Word for word, set down the records and skip each picture.

• [INPUT]
________________________________________
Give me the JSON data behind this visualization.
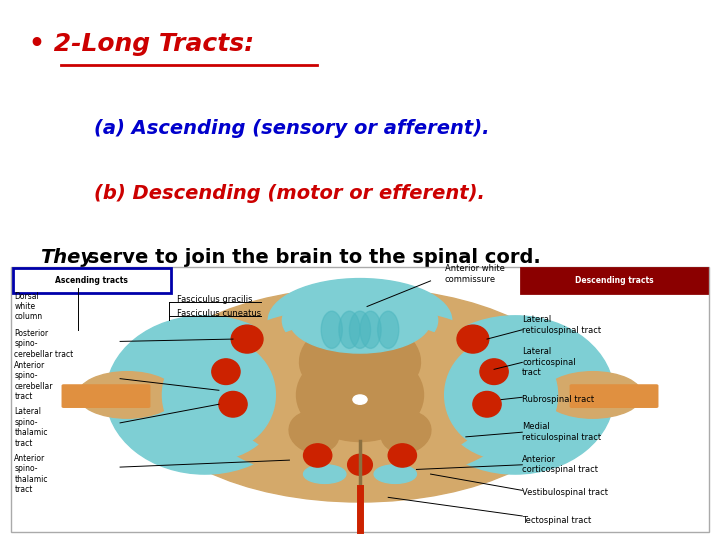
{
  "bg": "#ffffff",
  "title": "• 2-Long Tracts:",
  "title_color": "#cc0000",
  "title_fs": 18,
  "line1": "(a) Ascending (sensory or afferent).",
  "line1_color": "#0000cc",
  "line2": "(b) Descending (motor or efferent).",
  "line2_color": "#cc0000",
  "line3a": "They",
  "line3b": " serve to join the brain to the spinal cord.",
  "line3_color": "#000000",
  "body_fs": 14,
  "line3_fs": 14,
  "tan": "#d4a96a",
  "dark_tan": "#c09050",
  "blue": "#7ecfd4",
  "red": "#cc2200",
  "orange": "#e09040",
  "beige": "#e8c890",
  "asc_box_edge": "#0000aa",
  "desc_box_fill": "#8b0000",
  "label_fs": 6.0,
  "small_label_fs": 5.5
}
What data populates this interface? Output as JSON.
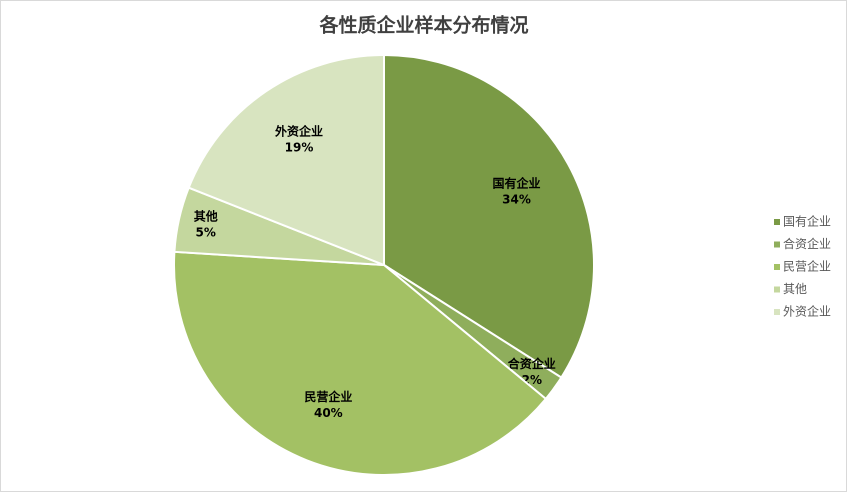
{
  "chart_data": {
    "type": "pie",
    "title": "各性质企业样本分布情况",
    "categories": [
      "国有企业",
      "合资企业",
      "民营企业",
      "其他",
      "外资企业"
    ],
    "values": [
      34,
      2,
      40,
      5,
      19
    ],
    "value_labels": [
      "34%",
      "2%",
      "40%",
      "5%",
      "19%"
    ],
    "colors": [
      "#7a9a45",
      "#8fae5c",
      "#a3c164",
      "#c4d79e",
      "#d8e4c0"
    ],
    "legend": "right"
  }
}
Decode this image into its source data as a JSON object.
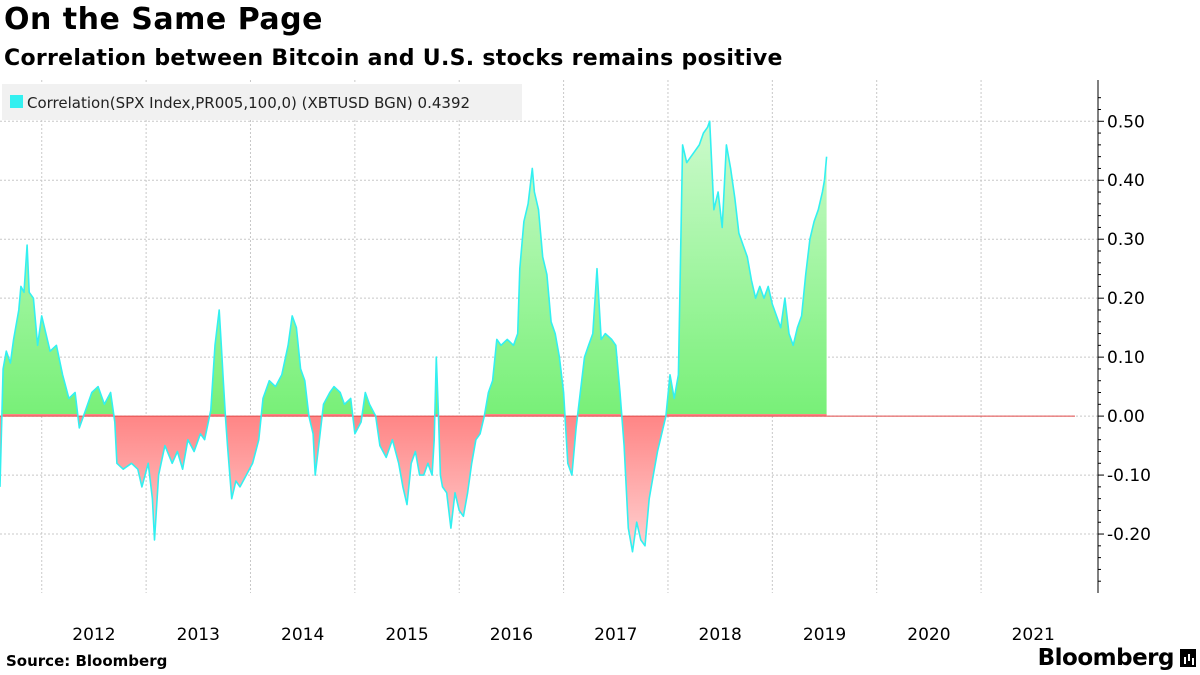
________________________________________
• [PROBLEM SOLUTION]
Give me the JSON data behind this visualization.
{
  "bg": "#ffffff",
  "title": "• 2-Long Tracts:",
  "title_color": "#cc0000",
  "title_fs": 18,
  "line1": "(a) Ascending (sensory or afferent).",
  "line1_color": "#0000cc",
  "line2": "(b) Descending (motor or efferent).",
  "line2_color": "#cc0000",
  "line3a": "They",
  "line3b": " serve to join the brain to the spinal cord.",
  "line3_color": "#000000",
  "body_fs": 14,
  "line3_fs": 14,
  "tan": "#d4a96a",
  "dark_tan": "#c09050",
  "blue": "#7ecfd4",
  "red": "#cc2200",
  "orange": "#e09040",
  "beige": "#e8c890",
  "asc_box_edge": "#0000aa",
  "desc_box_fill": "#8b0000",
  "label_fs": 6.0,
  "small_label_fs": 5.5
}
What data populates this interface? Output as JSON.
{
  "chart_data": {
    "type": "pie",
    "title": "各性质企业样本分布情况",
    "categories": [
      "国有企业",
      "合资企业",
      "民营企业",
      "其他",
      "外资企业"
    ],
    "values": [
      34,
      2,
      40,
      5,
      19
    ],
    "value_labels": [
      "34%",
      "2%",
      "40%",
      "5%",
      "19%"
    ],
    "colors": [
      "#7a9a45",
      "#8fae5c",
      "#a3c164",
      "#c4d79e",
      "#d8e4c0"
    ],
    "legend": "right"
  }
}
Decode this image into its source data as a JSON object.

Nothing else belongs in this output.